▸ Short exercise
Omit all pictures. Copy the rest of the material exactly.

▸ Data section
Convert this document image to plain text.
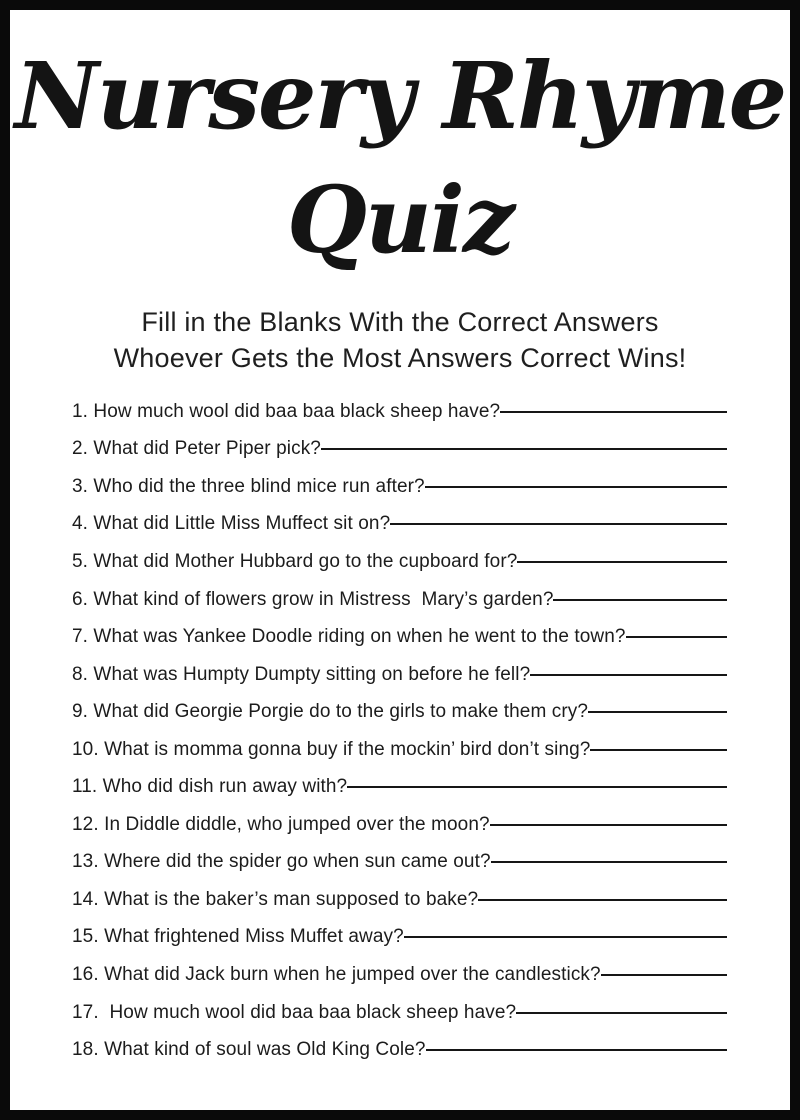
Nursery Rhyme
Quiz
Fill in the Blanks With the Correct Answers
Whoever Gets the Most Answers Correct Wins!
1. How much wool did baa baa black sheep have?
2. What did Peter Piper pick?
3. Who did the three blind mice run after?
4. What did Little Miss Muffect sit on?
5. What did Mother Hubbard go to the cupboard for?
6. What kind of flowers grow in Mistress  Mary’s garden?
7. What was Yankee Doodle riding on when he went to the town?
8. What was Humpty Dumpty sitting on before he fell?
9. What did Georgie Porgie do to the girls to make them cry?
10. What is momma gonna buy if the mockin’ bird don’t sing?
11. Who did dish run away with?
12. In Diddle diddle, who jumped over the moon?
13. Where did the spider go when sun came out?
14. What is the baker’s man supposed to bake?
15. What frightened Miss Muffet away?
16. What did Jack burn when he jumped over the candlestick?
17.  How much wool did baa baa black sheep have?
18. What kind of soul was Old King Cole?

▸ Correct result
Convert this document image to plain text.
Nursery Rhyme
Quiz
Fill in the Blanks With the Correct Answers
Whoever Gets the Most Answers Correct Wins!
1. How much wool did baa baa black sheep have?
2. What did Peter Piper pick?
3. Who did the three blind mice run after?
4. What did Little Miss Muffect sit on?
5. What did Mother Hubbard go to the cupboard for?
6. What kind of flowers grow in Mistress  Mary’s garden?
7. What was Yankee Doodle riding on when he went to the town?
8. What was Humpty Dumpty sitting on before he fell?
9. What did Georgie Porgie do to the girls to make them cry?
10. What is momma gonna buy if the mockin’ bird don’t sing?
11. Who did dish run away with?
12. In Diddle diddle, who jumped over the moon?
13. Where did the spider go when sun came out?
14. What is the baker’s man supposed to bake?
15. What frightened Miss Muffet away?
16. What did Jack burn when he jumped over the candlestick?
17.  How much wool did baa baa black sheep have?
18. What kind of soul was Old King Cole?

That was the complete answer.